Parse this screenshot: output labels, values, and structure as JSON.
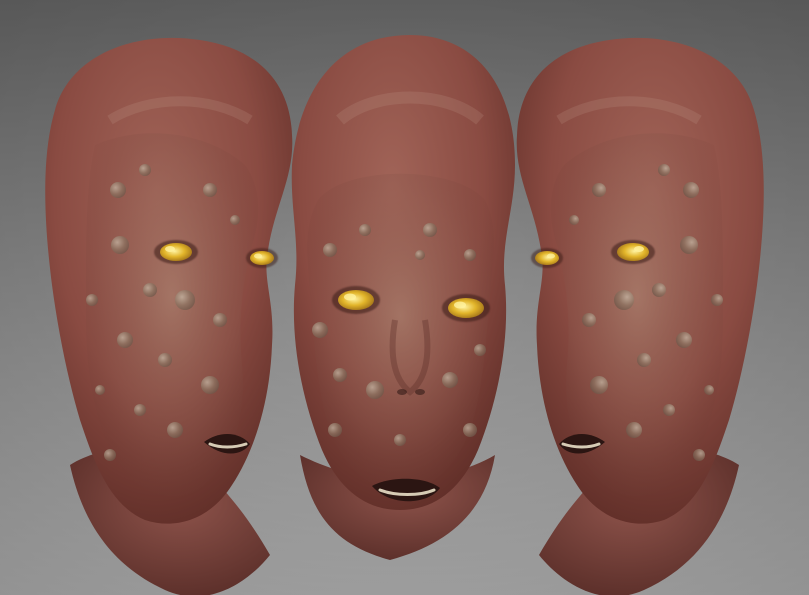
{
  "scene": {
    "views": [
      {
        "name": "three-quarter-left"
      },
      {
        "name": "front"
      },
      {
        "name": "three-quarter-right"
      }
    ]
  },
  "palette": {
    "bg_top": "#6a6a6a",
    "bg_bottom": "#b6b6b6",
    "skin_light": "#a16458",
    "skin_mid": "#8a4b42",
    "skin_dark": "#5a2a24",
    "neck": "#8f5148",
    "lesion_light": "#c6b8a6",
    "lesion_dark": "#6a5346",
    "eye_iris": "#e2b52a",
    "eye_highlight": "#fff2a0",
    "mouth": "#2b1512",
    "teeth": "#d6cbb5"
  }
}
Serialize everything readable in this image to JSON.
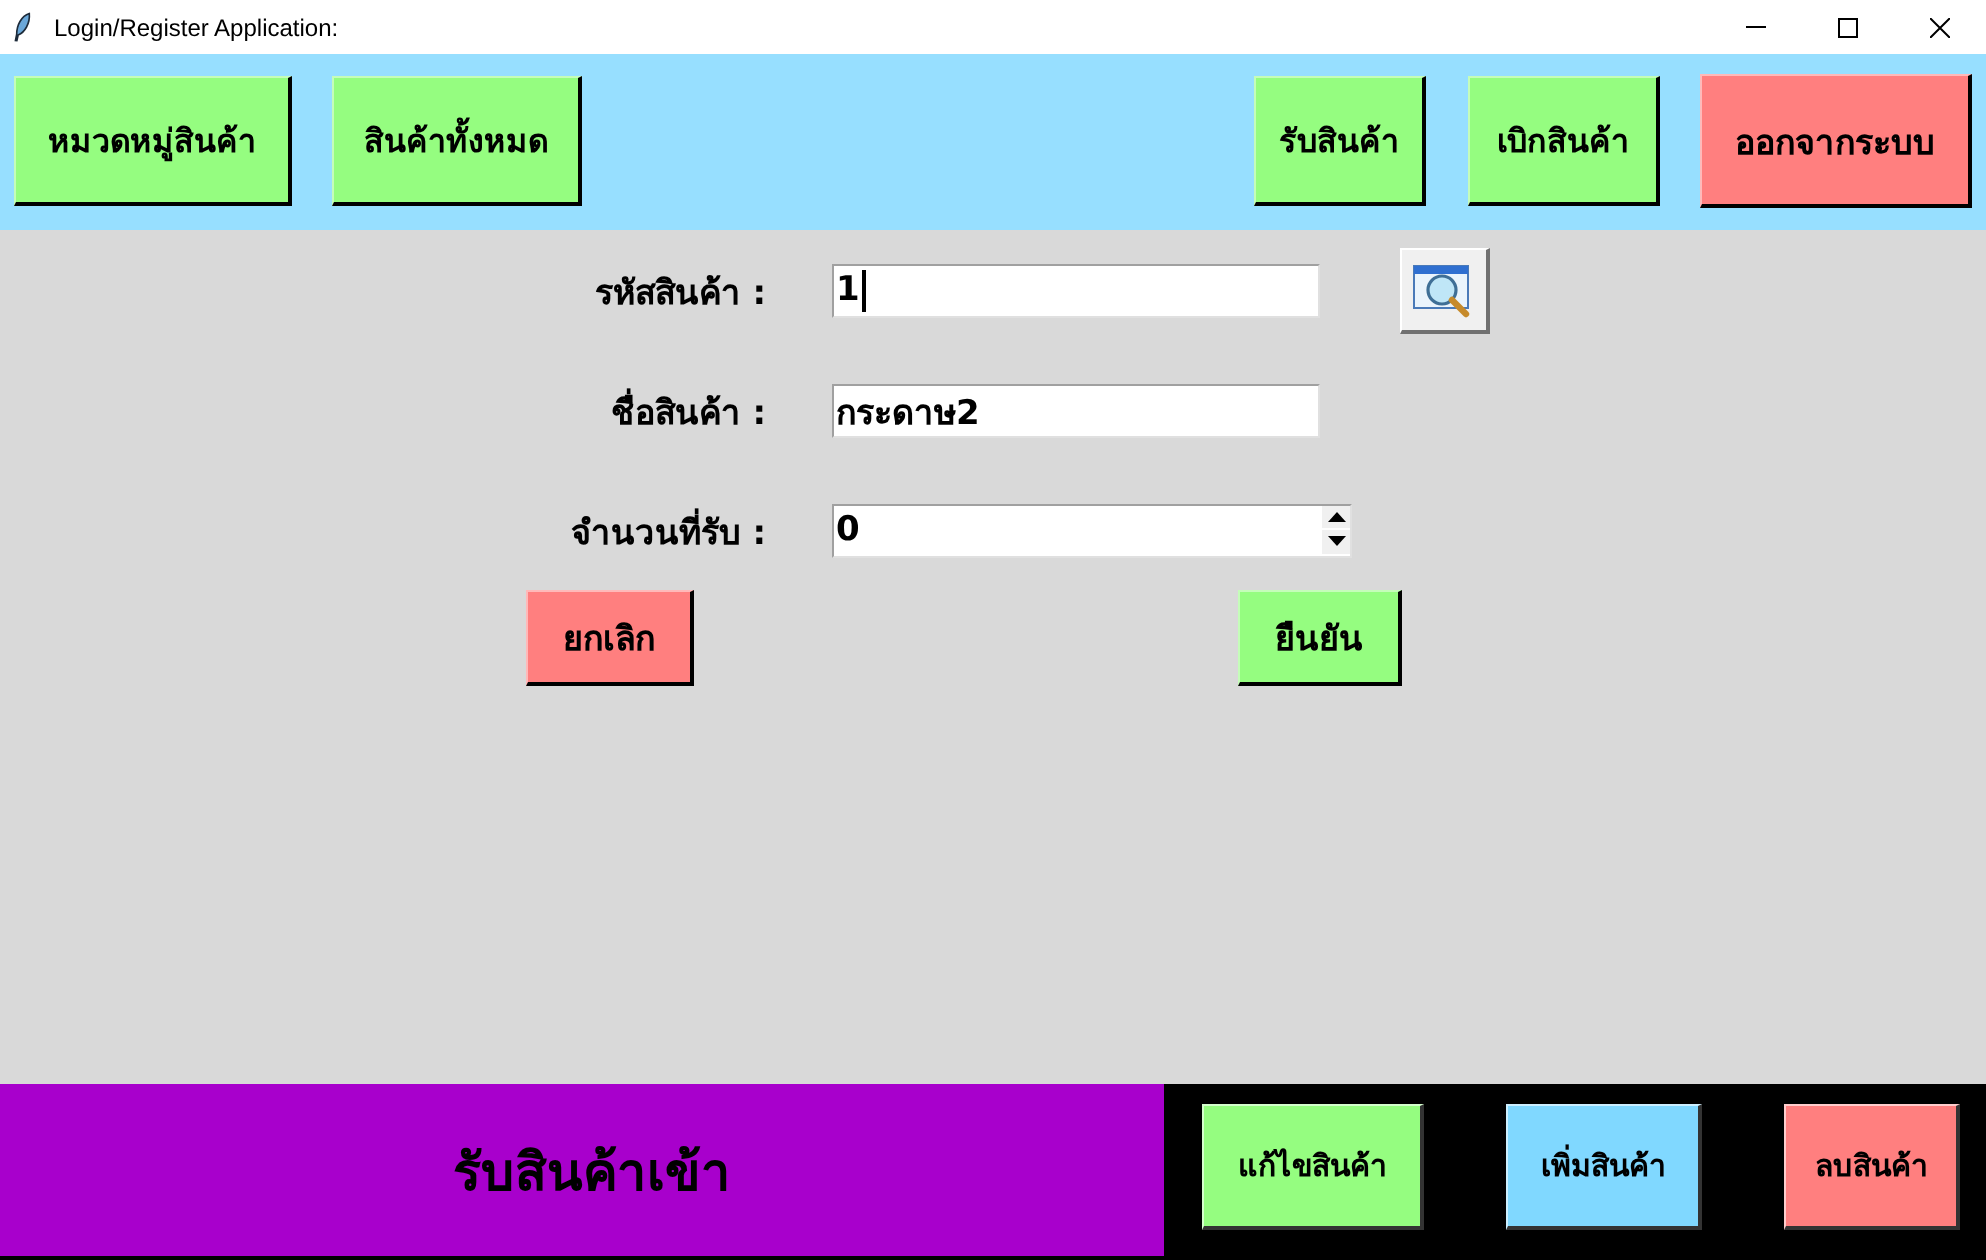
{
  "window": {
    "title": "Login/Register Application:"
  },
  "top_bar": {
    "left_buttons": [
      {
        "label": "หมวดหมู่สินค้า",
        "color": "#95fd80"
      },
      {
        "label": "สินค้าทั้งหมด",
        "color": "#95fd80"
      }
    ],
    "right_buttons": [
      {
        "label": "รับสินค้า",
        "color": "#95fd80"
      },
      {
        "label": "เบิกสินค้า",
        "color": "#95fd80"
      },
      {
        "label": "ออกจากระบบ",
        "color": "#ff7f7f"
      }
    ]
  },
  "form": {
    "fields": [
      {
        "label": "รหัสสินค้า :",
        "value": "1",
        "kind": "text",
        "focused": true
      },
      {
        "label": "ชื่อสินค้า :",
        "value": "กระดาษ2",
        "kind": "text",
        "focused": false
      },
      {
        "label": "จำนวนที่รับ :",
        "value": "0",
        "kind": "spinbox",
        "focused": false
      }
    ],
    "actions": [
      {
        "label": "ยกเลิก",
        "color": "#ff7f7f"
      },
      {
        "label": "ยืนยัน",
        "color": "#95fd80"
      }
    ]
  },
  "footer": {
    "title": "รับสินค้าเข้า",
    "buttons": [
      {
        "label": "แก้ไขสินค้า",
        "color": "#95fd80"
      },
      {
        "label": "เพิ่มสินค้า",
        "color": "#80d8ff"
      },
      {
        "label": "ลบสินค้า",
        "color": "#ff7f7f"
      }
    ]
  }
}
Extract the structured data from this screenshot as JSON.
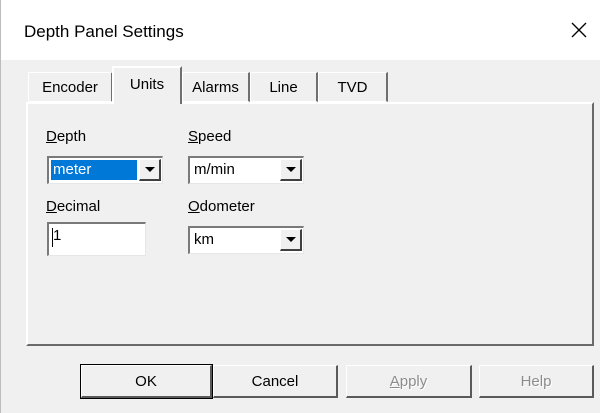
{
  "window": {
    "title": "Depth Panel Settings",
    "close_icon": "close-icon"
  },
  "tabs": [
    {
      "label": "Encoder",
      "active": false
    },
    {
      "label": "Units",
      "active": true
    },
    {
      "label": "Alarms",
      "active": false
    },
    {
      "label": "Line",
      "active": false
    },
    {
      "label": "TVD",
      "active": false
    }
  ],
  "units": {
    "depth": {
      "label_mnemonic": "D",
      "label_rest": "epth",
      "value": "meter"
    },
    "speed": {
      "label_mnemonic": "S",
      "label_rest": "peed",
      "value": "m/min"
    },
    "decimal": {
      "label_mnemonic": "D",
      "label_rest": "ecimal",
      "value": "1"
    },
    "odometer": {
      "label_mnemonic": "O",
      "label_rest": "dometer",
      "value": "km"
    }
  },
  "buttons": {
    "ok": "OK",
    "cancel": "Cancel",
    "apply_mnemonic": "A",
    "apply_rest": "pply",
    "help": "Help"
  },
  "colors": {
    "selection": "#0078d7",
    "dialog_bg": "#f0f0f0"
  }
}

######

Goal: Looking at the data above, show all lines where the word "this" occurs.

Finished task:
Parse this screenshot: output labels, values, and structure as JSON.
Serialize everything readable in this image to JSON.
Extract the structured data from this screenshot as JSON.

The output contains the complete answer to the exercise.